(Saved data entries)
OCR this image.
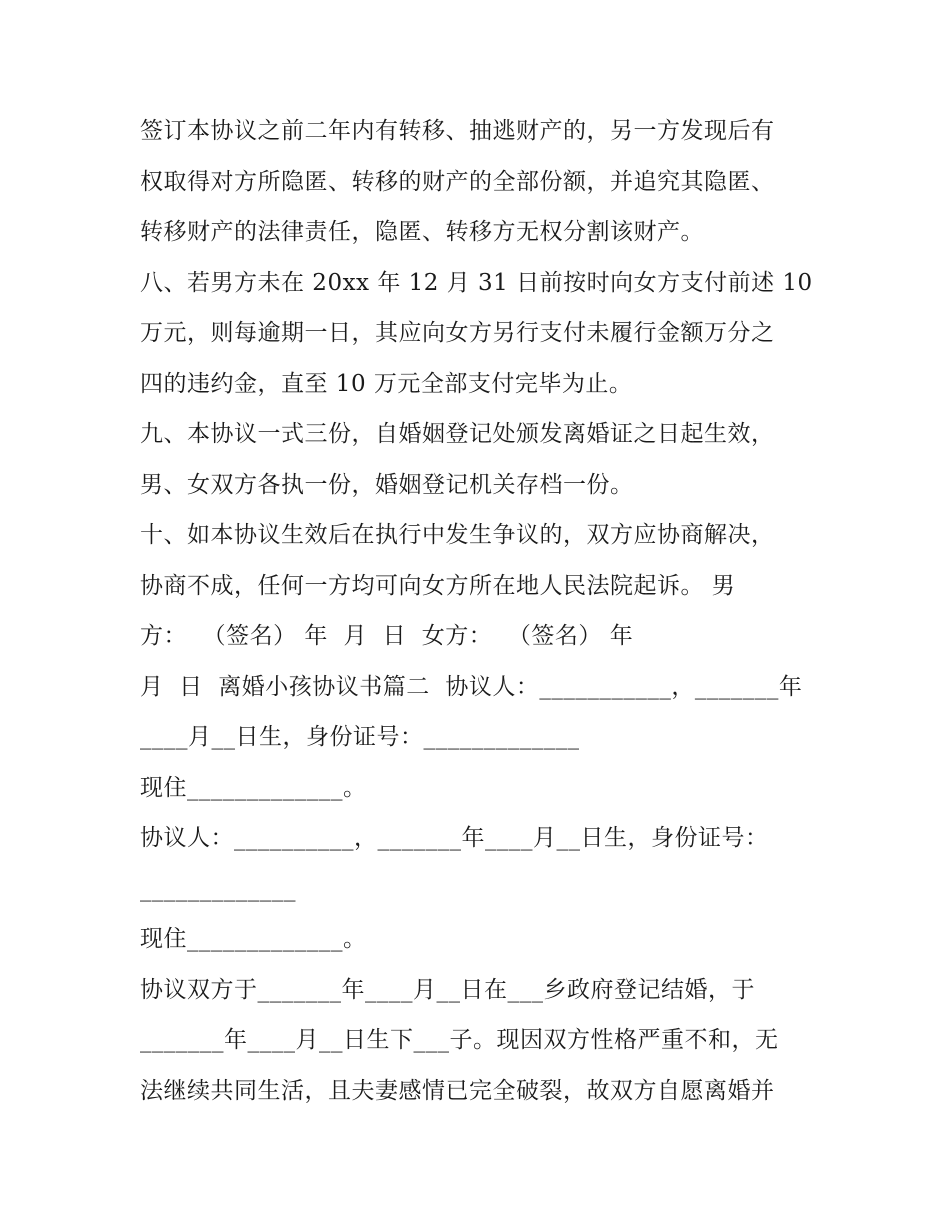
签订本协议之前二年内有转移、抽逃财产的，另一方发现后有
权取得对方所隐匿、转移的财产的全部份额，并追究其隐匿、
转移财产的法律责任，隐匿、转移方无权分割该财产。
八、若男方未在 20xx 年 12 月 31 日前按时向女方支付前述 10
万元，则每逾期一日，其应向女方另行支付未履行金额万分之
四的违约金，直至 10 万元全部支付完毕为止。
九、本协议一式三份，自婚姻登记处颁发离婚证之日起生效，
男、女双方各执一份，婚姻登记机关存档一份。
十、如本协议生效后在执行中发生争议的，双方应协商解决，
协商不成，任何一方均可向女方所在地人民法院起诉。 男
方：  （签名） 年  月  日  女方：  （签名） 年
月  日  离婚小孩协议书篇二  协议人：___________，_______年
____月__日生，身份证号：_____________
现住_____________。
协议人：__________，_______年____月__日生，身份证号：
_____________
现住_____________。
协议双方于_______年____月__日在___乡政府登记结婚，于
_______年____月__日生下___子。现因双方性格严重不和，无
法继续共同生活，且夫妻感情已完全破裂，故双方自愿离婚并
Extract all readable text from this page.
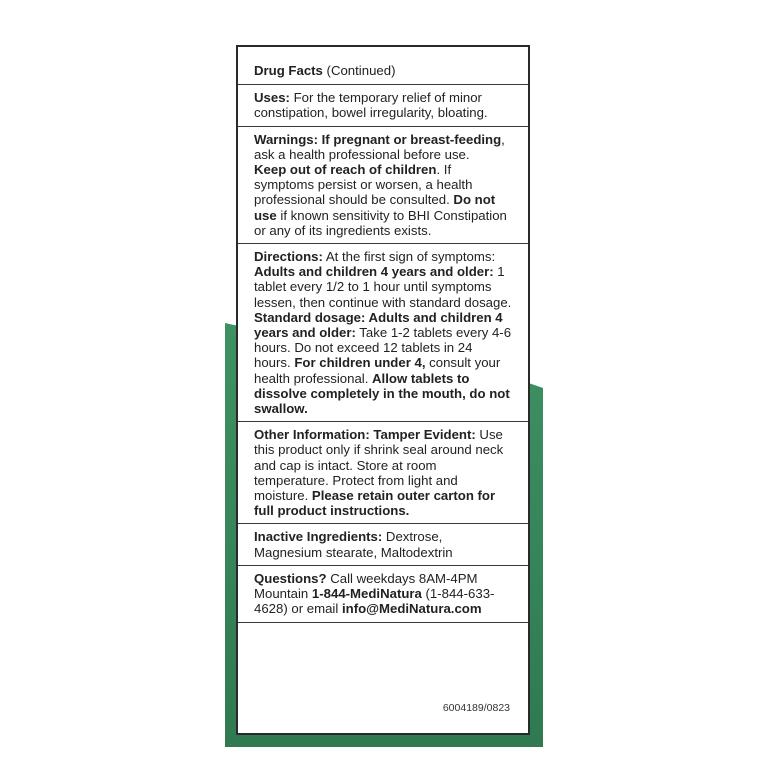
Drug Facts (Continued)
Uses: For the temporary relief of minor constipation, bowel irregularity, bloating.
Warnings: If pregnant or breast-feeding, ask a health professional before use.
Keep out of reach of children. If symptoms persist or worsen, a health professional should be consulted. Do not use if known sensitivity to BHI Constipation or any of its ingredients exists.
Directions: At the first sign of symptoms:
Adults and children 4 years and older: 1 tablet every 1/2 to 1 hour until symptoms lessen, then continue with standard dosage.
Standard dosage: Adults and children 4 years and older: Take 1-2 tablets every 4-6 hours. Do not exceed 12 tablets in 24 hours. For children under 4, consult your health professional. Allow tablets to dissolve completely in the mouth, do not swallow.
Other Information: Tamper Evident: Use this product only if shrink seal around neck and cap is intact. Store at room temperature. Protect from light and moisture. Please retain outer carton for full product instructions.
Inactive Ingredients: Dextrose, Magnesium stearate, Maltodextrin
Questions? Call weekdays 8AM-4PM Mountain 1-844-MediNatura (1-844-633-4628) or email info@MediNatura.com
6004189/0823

==

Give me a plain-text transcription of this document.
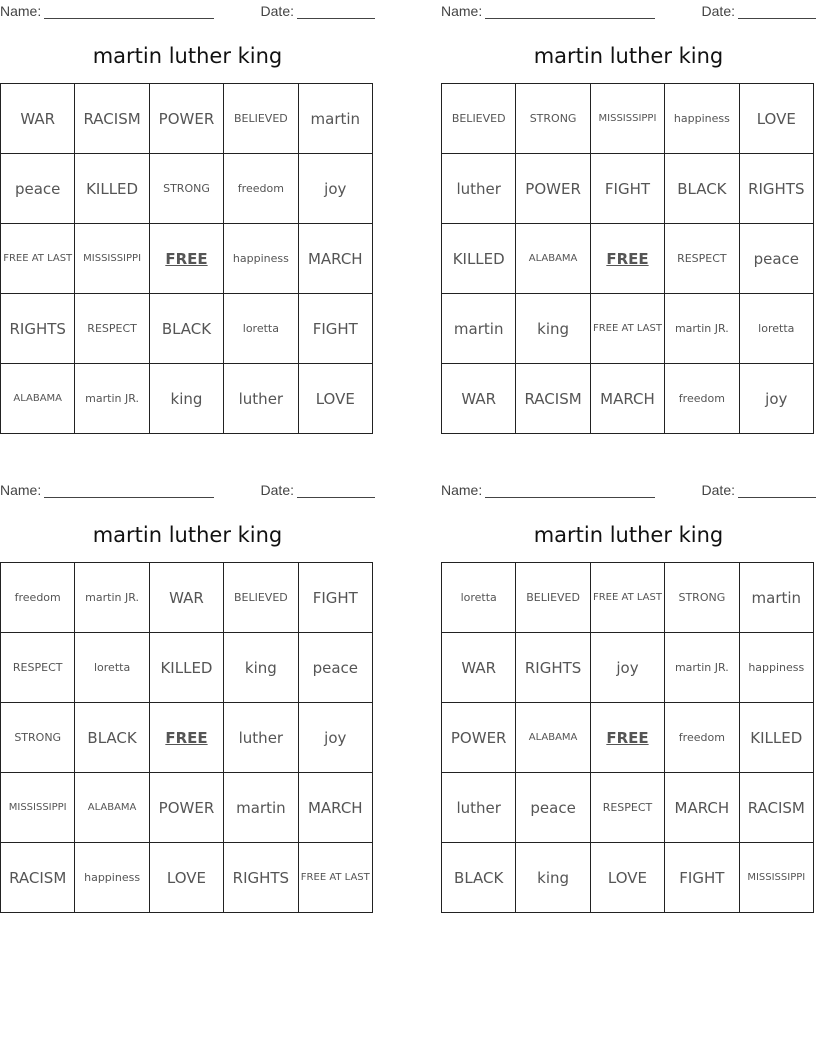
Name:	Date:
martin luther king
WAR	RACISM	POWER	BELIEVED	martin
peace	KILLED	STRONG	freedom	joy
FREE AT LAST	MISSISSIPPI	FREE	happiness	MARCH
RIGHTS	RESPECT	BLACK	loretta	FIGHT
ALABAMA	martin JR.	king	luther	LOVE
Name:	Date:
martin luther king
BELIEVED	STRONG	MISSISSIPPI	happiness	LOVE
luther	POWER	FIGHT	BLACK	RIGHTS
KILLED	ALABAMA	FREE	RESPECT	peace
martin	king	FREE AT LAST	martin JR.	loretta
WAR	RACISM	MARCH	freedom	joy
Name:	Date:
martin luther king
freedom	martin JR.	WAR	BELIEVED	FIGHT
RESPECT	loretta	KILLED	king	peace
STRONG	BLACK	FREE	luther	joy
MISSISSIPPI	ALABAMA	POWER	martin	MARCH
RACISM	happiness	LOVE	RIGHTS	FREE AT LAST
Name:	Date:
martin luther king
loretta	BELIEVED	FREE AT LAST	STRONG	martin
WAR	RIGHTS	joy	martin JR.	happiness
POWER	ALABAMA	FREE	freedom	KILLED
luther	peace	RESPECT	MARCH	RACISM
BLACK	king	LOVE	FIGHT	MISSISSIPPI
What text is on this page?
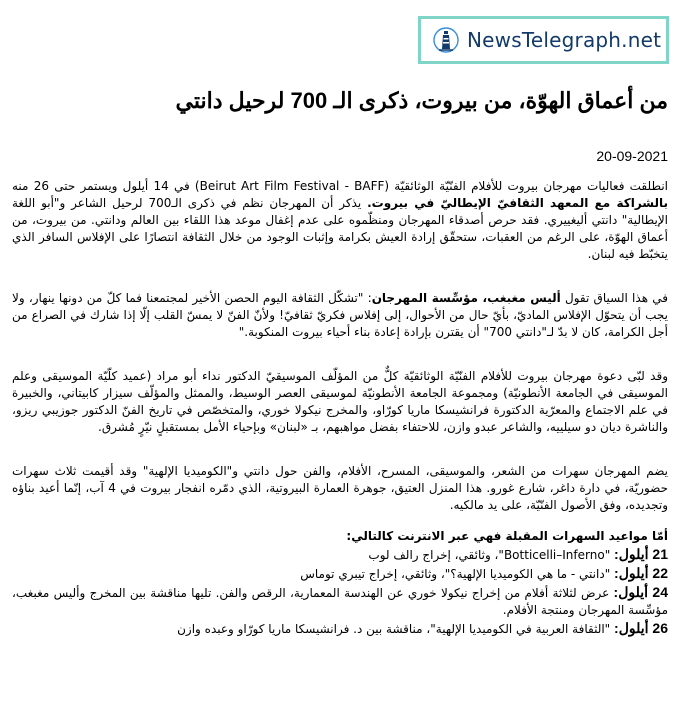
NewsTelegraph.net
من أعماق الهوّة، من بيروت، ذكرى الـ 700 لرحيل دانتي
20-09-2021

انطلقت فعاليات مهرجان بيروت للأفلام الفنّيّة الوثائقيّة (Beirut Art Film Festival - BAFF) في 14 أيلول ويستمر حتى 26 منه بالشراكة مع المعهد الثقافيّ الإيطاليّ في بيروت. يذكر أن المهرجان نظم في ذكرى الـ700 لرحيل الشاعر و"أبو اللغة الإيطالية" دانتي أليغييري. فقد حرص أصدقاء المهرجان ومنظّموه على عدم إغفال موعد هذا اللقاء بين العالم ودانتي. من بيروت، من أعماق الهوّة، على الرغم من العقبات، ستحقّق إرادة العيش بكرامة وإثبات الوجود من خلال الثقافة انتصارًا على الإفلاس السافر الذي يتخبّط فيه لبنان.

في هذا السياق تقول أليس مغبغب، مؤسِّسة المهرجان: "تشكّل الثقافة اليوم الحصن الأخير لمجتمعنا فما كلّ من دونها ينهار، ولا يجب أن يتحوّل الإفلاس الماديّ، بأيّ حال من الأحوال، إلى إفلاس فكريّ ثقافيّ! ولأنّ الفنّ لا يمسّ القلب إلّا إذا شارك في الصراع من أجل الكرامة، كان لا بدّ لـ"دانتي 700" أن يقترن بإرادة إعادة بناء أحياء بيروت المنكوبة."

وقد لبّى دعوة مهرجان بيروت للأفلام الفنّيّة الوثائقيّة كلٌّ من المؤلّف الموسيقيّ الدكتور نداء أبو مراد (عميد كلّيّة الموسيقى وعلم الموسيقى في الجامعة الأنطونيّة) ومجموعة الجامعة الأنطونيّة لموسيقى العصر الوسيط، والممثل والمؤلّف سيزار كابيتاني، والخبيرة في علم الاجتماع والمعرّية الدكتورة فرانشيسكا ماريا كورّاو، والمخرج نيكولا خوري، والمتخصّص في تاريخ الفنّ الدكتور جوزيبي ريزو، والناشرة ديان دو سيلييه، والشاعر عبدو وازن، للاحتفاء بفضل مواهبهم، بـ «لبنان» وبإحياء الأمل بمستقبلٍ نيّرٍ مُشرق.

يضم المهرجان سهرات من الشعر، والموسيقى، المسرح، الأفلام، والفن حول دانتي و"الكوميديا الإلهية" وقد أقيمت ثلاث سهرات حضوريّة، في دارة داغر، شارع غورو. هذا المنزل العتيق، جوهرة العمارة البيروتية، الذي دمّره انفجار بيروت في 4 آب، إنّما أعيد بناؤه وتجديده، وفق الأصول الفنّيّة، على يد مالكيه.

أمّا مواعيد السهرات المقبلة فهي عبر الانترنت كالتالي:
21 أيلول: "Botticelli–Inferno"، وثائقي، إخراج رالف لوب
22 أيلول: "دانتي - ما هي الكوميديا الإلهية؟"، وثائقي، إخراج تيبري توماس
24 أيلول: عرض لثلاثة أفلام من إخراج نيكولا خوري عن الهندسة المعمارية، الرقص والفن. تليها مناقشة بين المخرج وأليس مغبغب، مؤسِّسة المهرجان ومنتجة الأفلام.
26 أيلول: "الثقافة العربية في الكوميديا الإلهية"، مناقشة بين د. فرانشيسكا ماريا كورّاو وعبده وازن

PROBLEM STATEMENT:
Search the entries for the word "LOVE", then list each line that holds it.

TASK RESPONSE:
ALABAMA	martin JR.	king	luther	LOVE
BELIEVED	STRONG	MISSISSIPPI	happiness	LOVE
RACISM	happiness	LOVE	RIGHTS	FREE AT LAST
BLACK	king	LOVE	FIGHT	MISSISSIPPI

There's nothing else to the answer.